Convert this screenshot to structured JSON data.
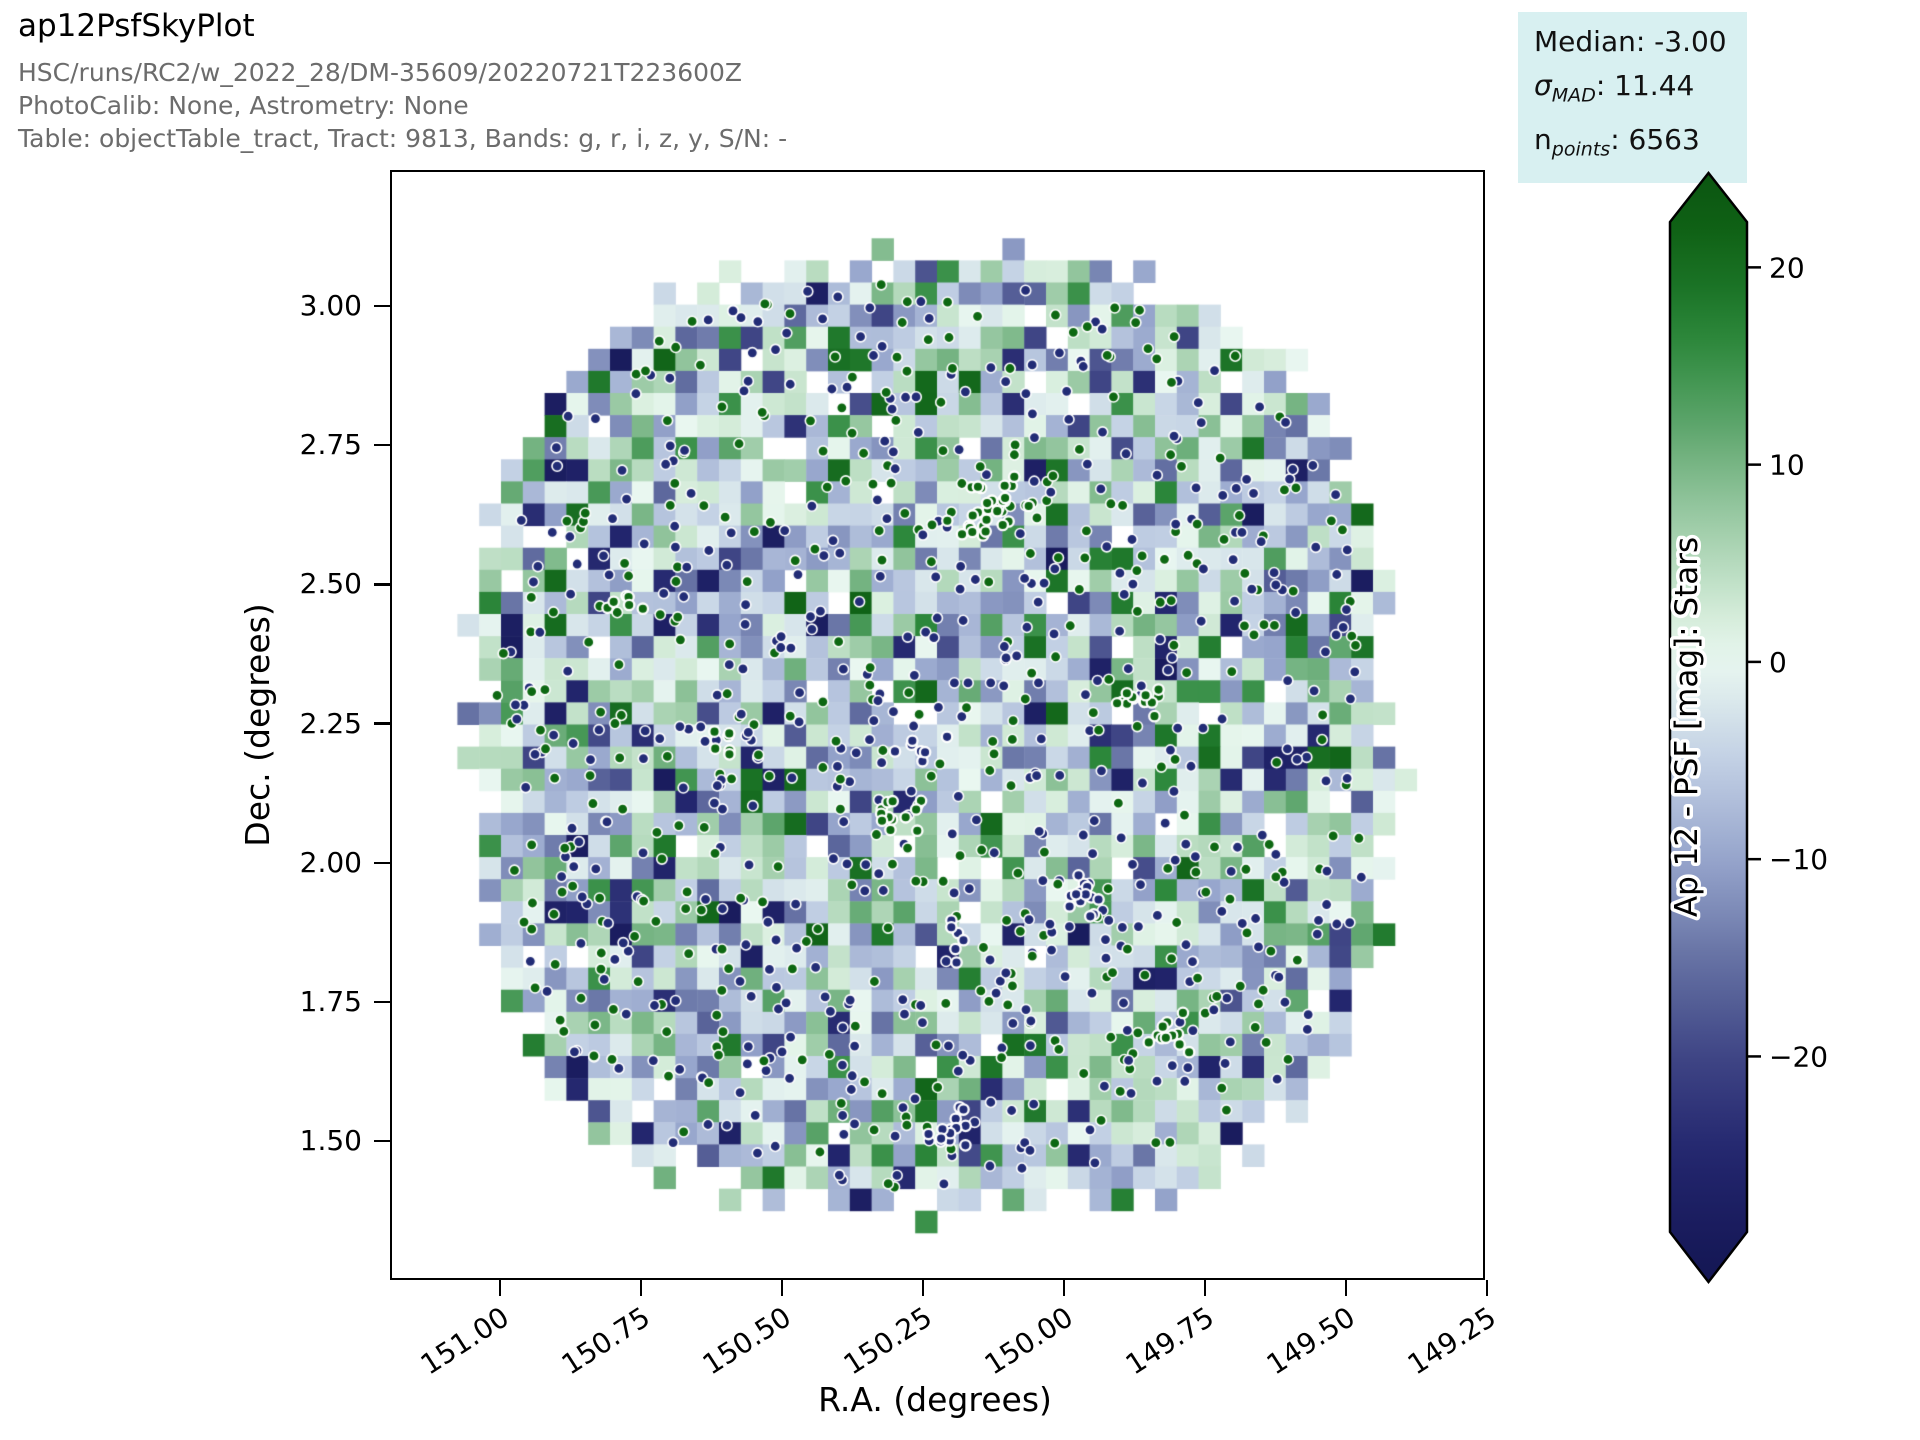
{
  "header": {
    "title": "ap12PsfSkyPlot",
    "lines": [
      "HSC/runs/RC2/w_2022_28/DM-35609/20220721T223600Z",
      "PhotoCalib: None, Astrometry: None",
      "Table: objectTable_tract, Tract: 9813, Bands: g, r, i, z, y, S/N: -"
    ]
  },
  "stats_box": {
    "background": "#d8f0f1",
    "median_label": "Median: -3.00",
    "sigma_symbol": "σ",
    "sigma_sub": "MAD",
    "sigma_value": ": 11.44",
    "n_symbol": "n",
    "n_sub": "points",
    "n_value": ": 6563"
  },
  "axes": {
    "xlabel": "R.A. (degrees)",
    "ylabel": "Dec. (degrees)",
    "x_tick_labels": [
      "151.00",
      "150.75",
      "150.50",
      "150.25",
      "150.00",
      "149.75",
      "149.50",
      "149.25"
    ],
    "y_tick_labels": [
      "3.00",
      "2.75",
      "2.50",
      "2.25",
      "2.00",
      "1.75",
      "1.50"
    ]
  },
  "colorbar": {
    "label": "Ap 12 - PSF [mag]: Stars",
    "tick_labels": [
      "20",
      "10",
      "0",
      "−10",
      "−20"
    ],
    "tick_values": [
      20,
      10,
      0,
      -10,
      -20
    ]
  },
  "chart_data": {
    "type": "heatmap",
    "title": "ap12PsfSkyPlot",
    "xlabel": "R.A. (degrees)",
    "ylabel": "Dec. (degrees)",
    "x_ticks": [
      151.0,
      150.75,
      150.5,
      150.25,
      150.0,
      149.75,
      149.5,
      149.25
    ],
    "y_ticks": [
      3.0,
      2.75,
      2.5,
      2.25,
      2.0,
      1.75,
      1.5
    ],
    "x_axis_direction": "decreasing (R.A. increases to the left)",
    "x_range_deg": [
      151.19,
      149.26
    ],
    "y_range_deg": [
      1.25,
      3.25
    ],
    "bin_size_deg": 0.039,
    "footprint": {
      "shape": "ragged rounded-square tract footprint of filled bins",
      "center_ra_deg": 150.23,
      "center_dec_deg": 2.23,
      "radius_deg": 0.83
    },
    "stats": {
      "median": -3.0,
      "sigma_mad": 11.44,
      "n_points": 6563
    },
    "colorbar": {
      "label": "Ap 12 - PSF [mag]: Stars",
      "ticks": [
        20,
        10,
        0,
        -10,
        -20
      ],
      "vmin": -28.9,
      "vmax": 22.3,
      "extend": "both",
      "colormap_stops": [
        {
          "value": -31,
          "color": "#141654"
        },
        {
          "value": -25,
          "color": "#23266e"
        },
        {
          "value": -20,
          "color": "#3f4585"
        },
        {
          "value": -15,
          "color": "#6672a4"
        },
        {
          "value": -10,
          "color": "#96a5cc"
        },
        {
          "value": -5,
          "color": "#c2d0e4"
        },
        {
          "value": -1,
          "color": "#e2f0ee"
        },
        {
          "value": 0,
          "color": "#e9f7f0"
        },
        {
          "value": 2,
          "color": "#d8eedd"
        },
        {
          "value": 5,
          "color": "#b5dabd"
        },
        {
          "value": 8,
          "color": "#91c49c"
        },
        {
          "value": 12,
          "color": "#5da56c"
        },
        {
          "value": 16,
          "color": "#2f8a3e"
        },
        {
          "value": 19,
          "color": "#1b7326"
        },
        {
          "value": 22,
          "color": "#0f6115"
        },
        {
          "value": 25,
          "color": "#0a5410"
        }
      ]
    },
    "layers": [
      {
        "name": "binned sky values",
        "type": "heatmap",
        "grid": "≈50×50 square bins, random-looking mix of pale green/blue bins with saturated navy and green outlier bins, scattered white holes"
      },
      {
        "name": "outlier star points",
        "type": "scatter",
        "approx_marker_count": 1000,
        "marker_low_color": "#222c76",
        "marker_high_color": "#0d6812",
        "marker_edge_color": "#ffffff",
        "note": "small circular markers with white edges, several tight clusters of ringed points"
      }
    ]
  }
}
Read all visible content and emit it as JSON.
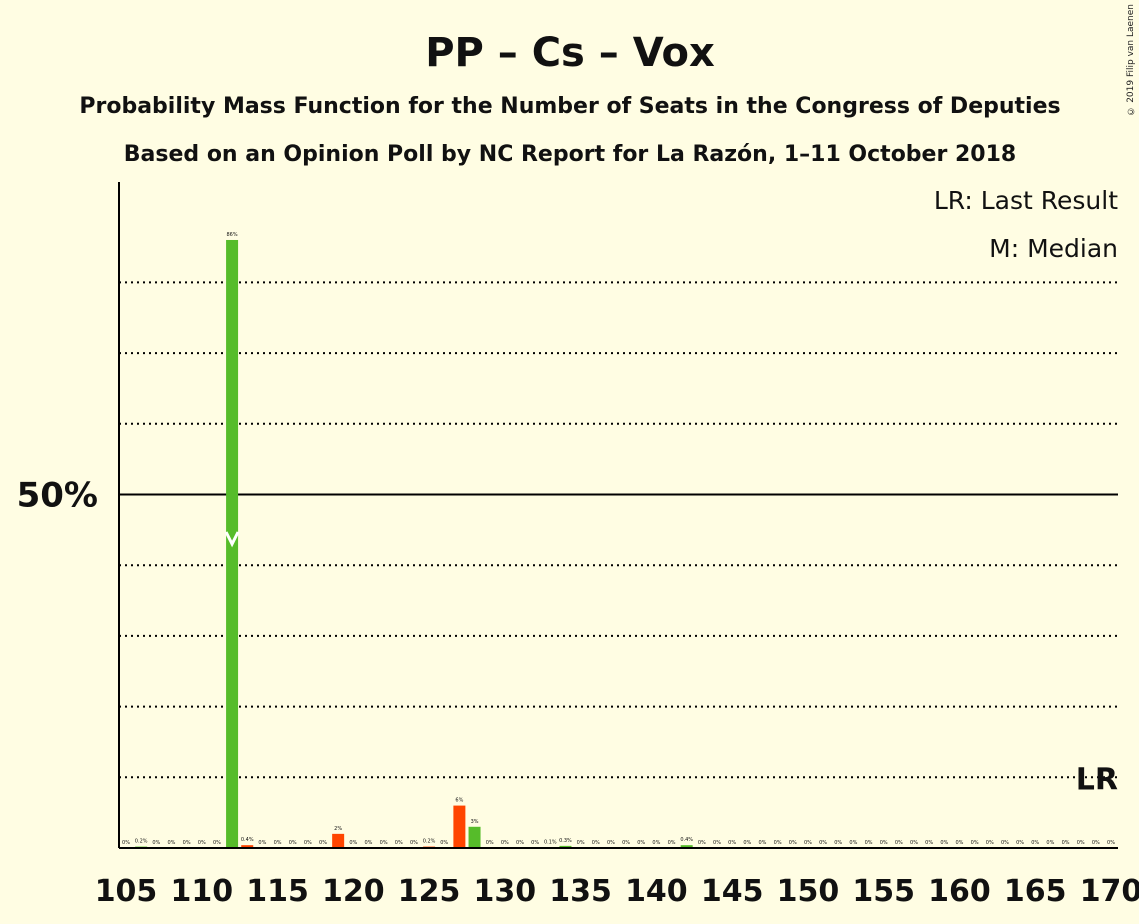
{
  "copyright": "© 2019 Filip van Laenen",
  "chart_data": {
    "type": "bar",
    "title": "PP – Cs – Vox",
    "subtitle": "Probability Mass Function for the Number of Seats in the Congress of Deputies",
    "subtitle2": "Based on an Opinion Poll by NC Report for La Razón, 1–11 October 2018",
    "legend": [
      "LR: Last Result",
      "M: Median"
    ],
    "y_tick_label": "50%",
    "y_tick_value": 50,
    "ylim": [
      0,
      100
    ],
    "dotted_gridlines": [
      10,
      20,
      30,
      40,
      60,
      70,
      80
    ],
    "x_range": [
      105,
      170
    ],
    "x_tick_labels": [
      "105",
      "110",
      "115",
      "120",
      "125",
      "130",
      "135",
      "140",
      "145",
      "150",
      "155",
      "160",
      "165",
      "170"
    ],
    "median_seat": 112,
    "median_label_position_pct": 43,
    "last_result_seat": 169,
    "last_result_label": "LR",
    "bars": [
      {
        "seat": 105,
        "value": 0,
        "label": "0%"
      },
      {
        "seat": 106,
        "value": 0.2,
        "label": "0.2%"
      },
      {
        "seat": 107,
        "value": 0,
        "label": "0%"
      },
      {
        "seat": 108,
        "value": 0,
        "label": "0%"
      },
      {
        "seat": 109,
        "value": 0,
        "label": "0%"
      },
      {
        "seat": 110,
        "value": 0,
        "label": "0%"
      },
      {
        "seat": 111,
        "value": 0,
        "label": "0%"
      },
      {
        "seat": 112,
        "value": 86,
        "label": "86%"
      },
      {
        "seat": 113,
        "value": 0.4,
        "label": "0.4%"
      },
      {
        "seat": 114,
        "value": 0,
        "label": "0%"
      },
      {
        "seat": 115,
        "value": 0,
        "label": "0%"
      },
      {
        "seat": 116,
        "value": 0,
        "label": "0%"
      },
      {
        "seat": 117,
        "value": 0,
        "label": "0%"
      },
      {
        "seat": 118,
        "value": 0,
        "label": "0%"
      },
      {
        "seat": 119,
        "value": 2,
        "label": "2%"
      },
      {
        "seat": 120,
        "value": 0,
        "label": "0%"
      },
      {
        "seat": 121,
        "value": 0,
        "label": "0%"
      },
      {
        "seat": 122,
        "value": 0,
        "label": "0%"
      },
      {
        "seat": 123,
        "value": 0,
        "label": "0%"
      },
      {
        "seat": 124,
        "value": 0,
        "label": "0%"
      },
      {
        "seat": 125,
        "value": 0.2,
        "label": "0.2%"
      },
      {
        "seat": 126,
        "value": 0,
        "label": "0%"
      },
      {
        "seat": 127,
        "value": 6,
        "label": "6%"
      },
      {
        "seat": 128,
        "value": 3,
        "label": "3%"
      },
      {
        "seat": 129,
        "value": 0,
        "label": "0%"
      },
      {
        "seat": 130,
        "value": 0,
        "label": "0%"
      },
      {
        "seat": 131,
        "value": 0,
        "label": "0%"
      },
      {
        "seat": 132,
        "value": 0,
        "label": "0%"
      },
      {
        "seat": 133,
        "value": 0.1,
        "label": "0.1%"
      },
      {
        "seat": 134,
        "value": 0.3,
        "label": "0.3%"
      },
      {
        "seat": 135,
        "value": 0,
        "label": "0%"
      },
      {
        "seat": 136,
        "value": 0,
        "label": "0%"
      },
      {
        "seat": 137,
        "value": 0,
        "label": "0%"
      },
      {
        "seat": 138,
        "value": 0,
        "label": "0%"
      },
      {
        "seat": 139,
        "value": 0,
        "label": "0%"
      },
      {
        "seat": 140,
        "value": 0,
        "label": "0%"
      },
      {
        "seat": 141,
        "value": 0,
        "label": "0%"
      },
      {
        "seat": 142,
        "value": 0.4,
        "label": "0.4%"
      },
      {
        "seat": 143,
        "value": 0,
        "label": "0%"
      },
      {
        "seat": 144,
        "value": 0,
        "label": "0%"
      },
      {
        "seat": 145,
        "value": 0,
        "label": "0%"
      },
      {
        "seat": 146,
        "value": 0,
        "label": "0%"
      },
      {
        "seat": 147,
        "value": 0,
        "label": "0%"
      },
      {
        "seat": 148,
        "value": 0,
        "label": "0%"
      },
      {
        "seat": 149,
        "value": 0,
        "label": "0%"
      },
      {
        "seat": 150,
        "value": 0,
        "label": "0%"
      },
      {
        "seat": 151,
        "value": 0,
        "label": "0%"
      },
      {
        "seat": 152,
        "value": 0,
        "label": "0%"
      },
      {
        "seat": 153,
        "value": 0,
        "label": "0%"
      },
      {
        "seat": 154,
        "value": 0,
        "label": "0%"
      },
      {
        "seat": 155,
        "value": 0,
        "label": "0%"
      },
      {
        "seat": 156,
        "value": 0,
        "label": "0%"
      },
      {
        "seat": 157,
        "value": 0,
        "label": "0%"
      },
      {
        "seat": 158,
        "value": 0,
        "label": "0%"
      },
      {
        "seat": 159,
        "value": 0,
        "label": "0%"
      },
      {
        "seat": 160,
        "value": 0,
        "label": "0%"
      },
      {
        "seat": 161,
        "value": 0,
        "label": "0%"
      },
      {
        "seat": 162,
        "value": 0,
        "label": "0%"
      },
      {
        "seat": 163,
        "value": 0,
        "label": "0%"
      },
      {
        "seat": 164,
        "value": 0,
        "label": "0%"
      },
      {
        "seat": 165,
        "value": 0,
        "label": "0%"
      },
      {
        "seat": 166,
        "value": 0,
        "label": "0%"
      },
      {
        "seat": 167,
        "value": 0,
        "label": "0%"
      },
      {
        "seat": 168,
        "value": 0,
        "label": "0%"
      },
      {
        "seat": 169,
        "value": 0,
        "label": "0%"
      },
      {
        "seat": 170,
        "value": 0,
        "label": "0%"
      }
    ],
    "colors": {
      "background": "#FFFDE3",
      "odd_bar": "#FF4500",
      "even_bar": "#56BC2A",
      "median_marker": "#FFFFFF",
      "axis": "#000000"
    }
  }
}
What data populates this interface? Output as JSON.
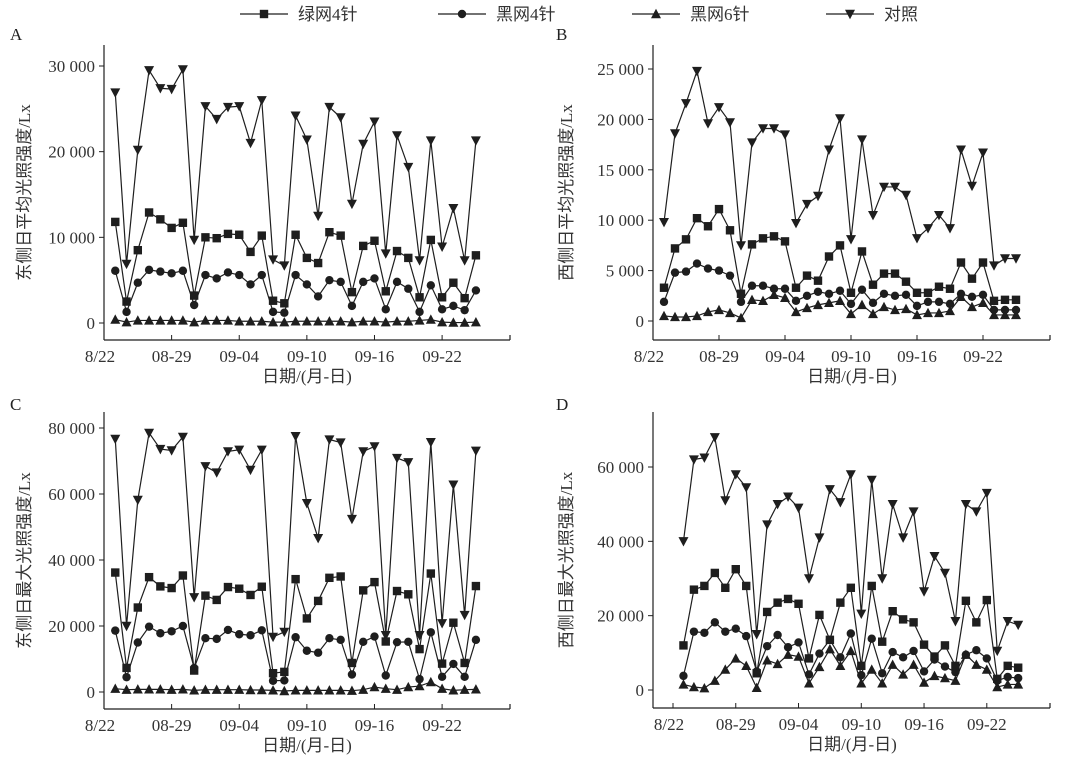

* * * *

▶ Exercise task:
Which lines in the data above contain "JSON"? Show each one.

▶ Solution to this problem:
Convert this screenshot to structured JSON data.
Read all visible content and emit it as JSON.
What data populates this interface? Output as JSON.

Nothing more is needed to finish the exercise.